## STORED RECORDS
========

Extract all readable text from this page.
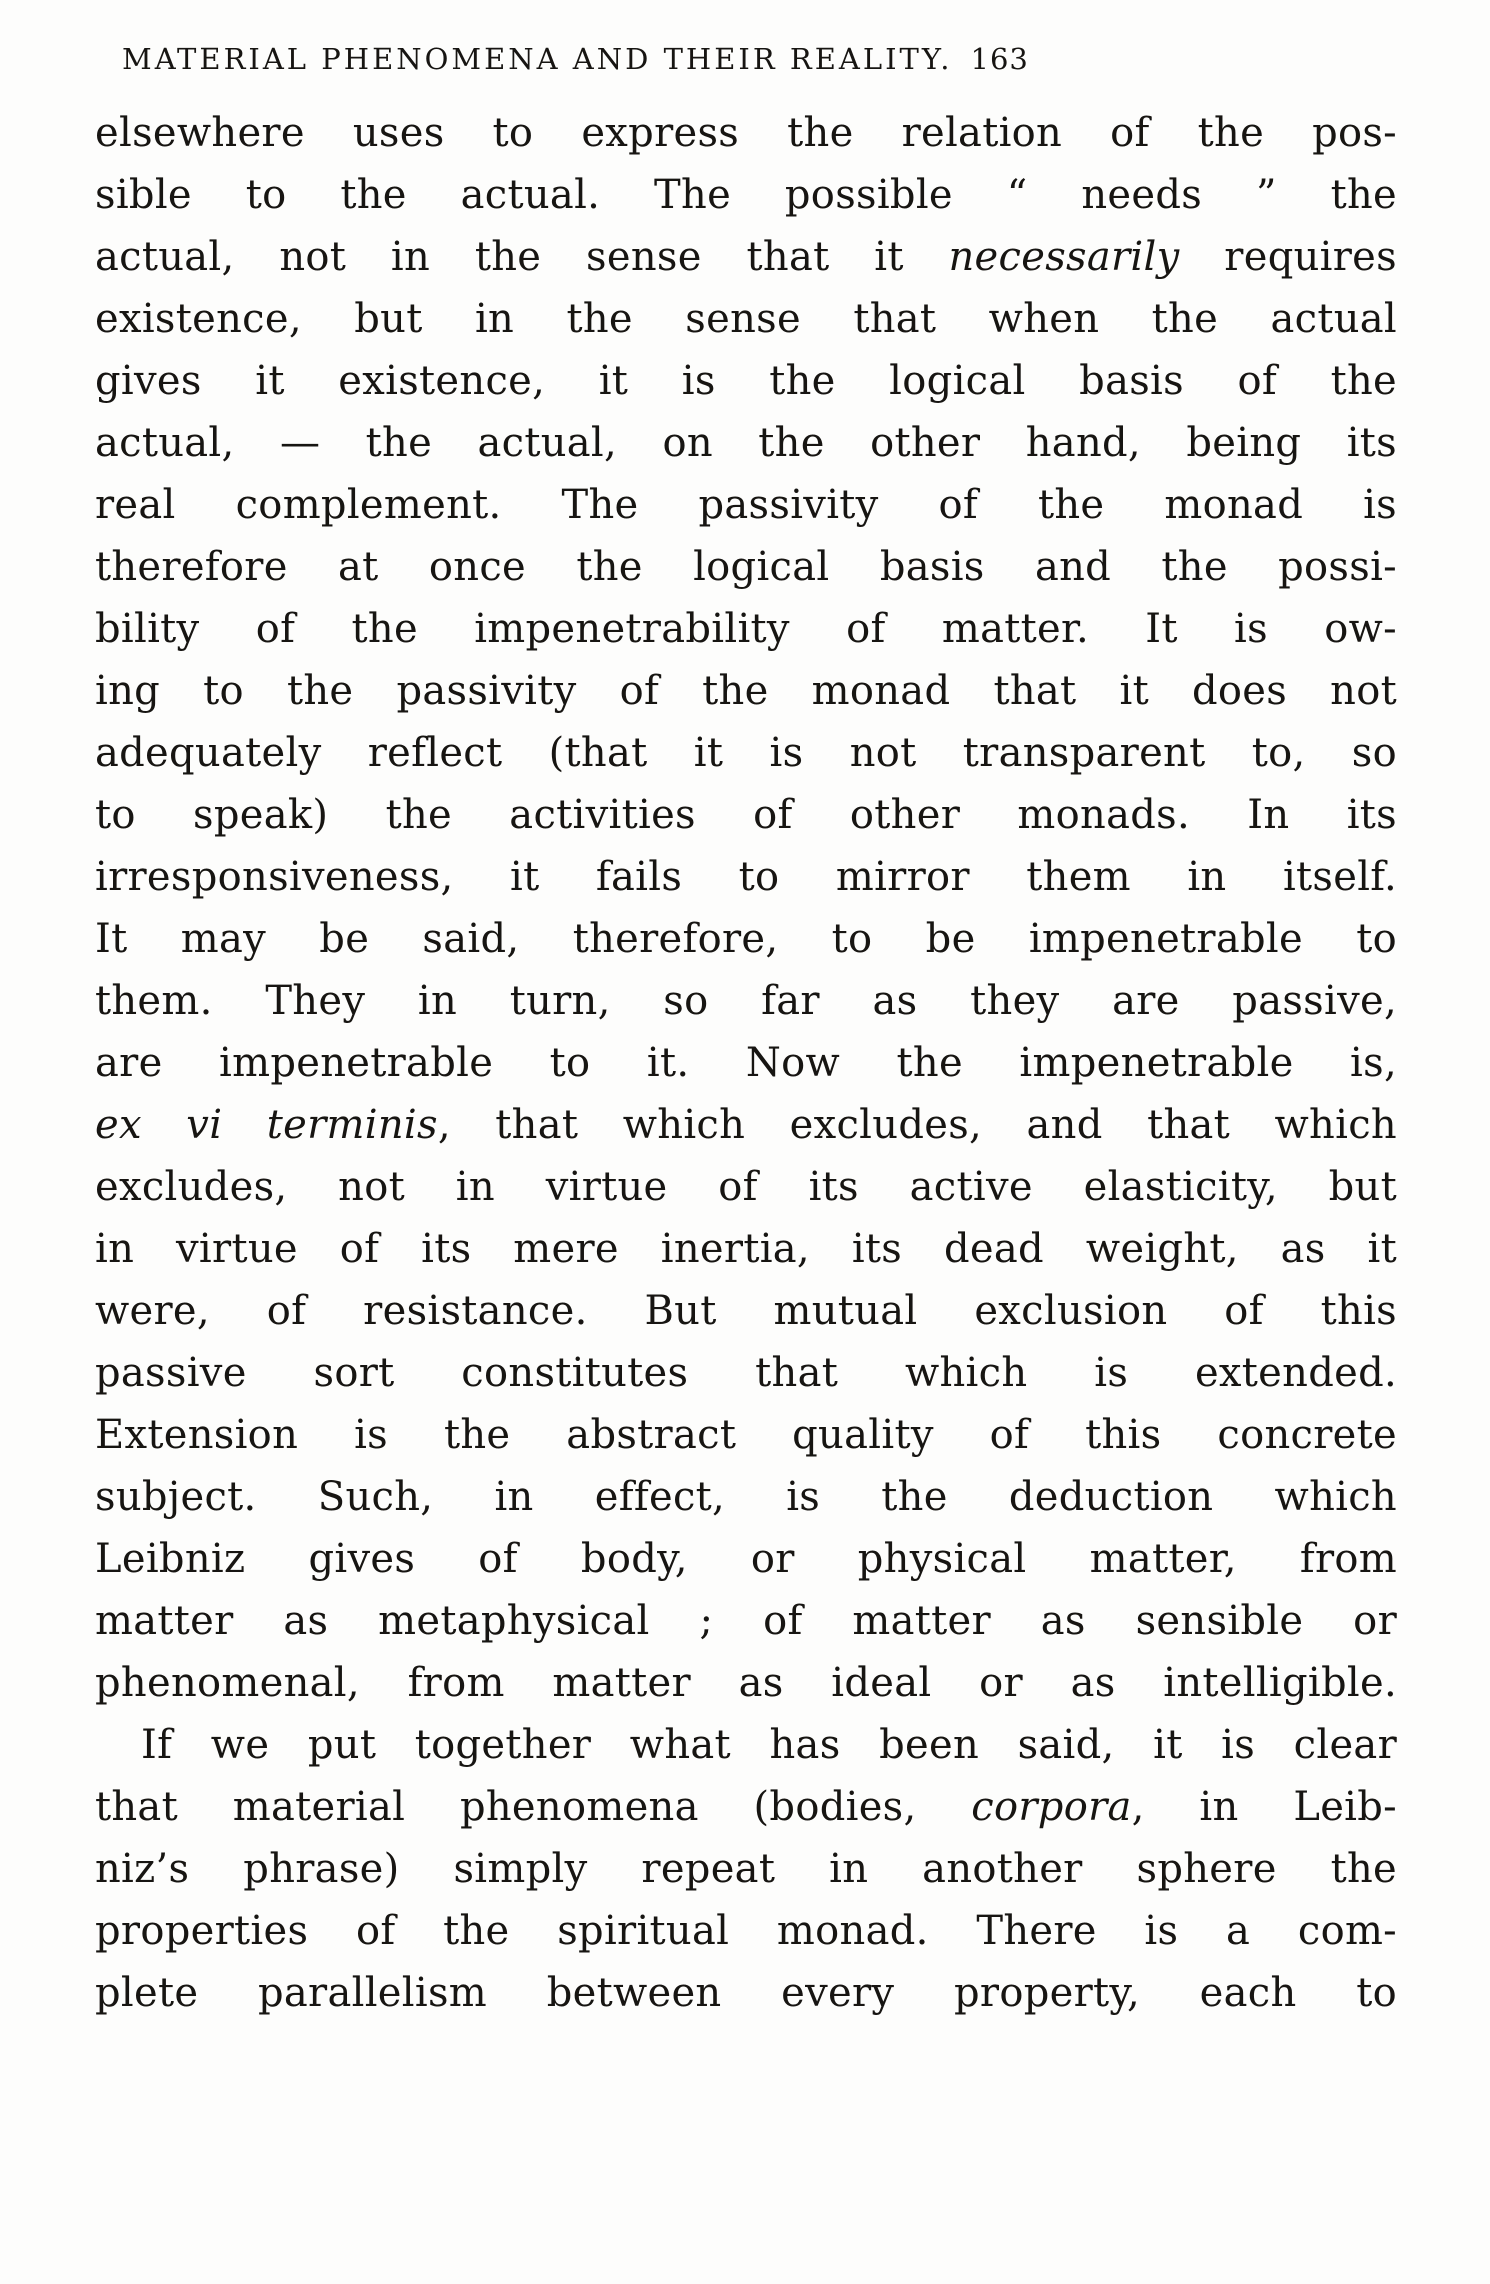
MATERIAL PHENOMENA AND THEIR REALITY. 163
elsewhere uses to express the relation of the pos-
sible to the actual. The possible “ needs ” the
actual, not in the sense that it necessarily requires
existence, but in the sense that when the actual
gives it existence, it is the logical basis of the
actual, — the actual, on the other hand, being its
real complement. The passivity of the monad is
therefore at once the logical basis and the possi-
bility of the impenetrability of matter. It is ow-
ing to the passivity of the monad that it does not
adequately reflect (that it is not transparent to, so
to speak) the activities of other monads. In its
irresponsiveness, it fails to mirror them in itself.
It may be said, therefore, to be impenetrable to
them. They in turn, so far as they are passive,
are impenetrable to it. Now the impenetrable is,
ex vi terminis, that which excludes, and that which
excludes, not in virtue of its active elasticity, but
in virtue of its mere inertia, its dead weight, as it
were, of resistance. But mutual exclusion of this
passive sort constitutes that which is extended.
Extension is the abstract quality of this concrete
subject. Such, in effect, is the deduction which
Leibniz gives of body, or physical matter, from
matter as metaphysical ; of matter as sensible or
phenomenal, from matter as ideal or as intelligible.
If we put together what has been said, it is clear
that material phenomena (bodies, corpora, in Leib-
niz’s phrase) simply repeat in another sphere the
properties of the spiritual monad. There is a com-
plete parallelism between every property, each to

========

## GIVEN REQUEST
Take the listing and print it again exactly, but without any pictures.

## COMPLETE OUTPUT
Extract all readable text from this page.
MATERIAL PHENOMENA AND THEIR REALITY. 163
elsewhere uses to express the relation of the pos-
sible to the actual. The possible “ needs ” the
actual, not in the sense that it necessarily requires
existence, but in the sense that when the actual
gives it existence, it is the logical basis of the
actual, — the actual, on the other hand, being its
real complement. The passivity of the monad is
therefore at once the logical basis and the possi-
bility of the impenetrability of matter. It is ow-
ing to the passivity of the monad that it does not
adequately reflect (that it is not transparent to, so
to speak) the activities of other monads. In its
irresponsiveness, it fails to mirror them in itself.
It may be said, therefore, to be impenetrable to
them. They in turn, so far as they are passive,
are impenetrable to it. Now the impenetrable is,
ex vi terminis, that which excludes, and that which
excludes, not in virtue of its active elasticity, but
in virtue of its mere inertia, its dead weight, as it
were, of resistance. But mutual exclusion of this
passive sort constitutes that which is extended.
Extension is the abstract quality of this concrete
subject. Such, in effect, is the deduction which
Leibniz gives of body, or physical matter, from
matter as metaphysical ; of matter as sensible or
phenomenal, from matter as ideal or as intelligible.
If we put together what has been said, it is clear
that material phenomena (bodies, corpora, in Leib-
niz’s phrase) simply repeat in another sphere the
properties of the spiritual monad. There is a com-
plete parallelism between every property, each to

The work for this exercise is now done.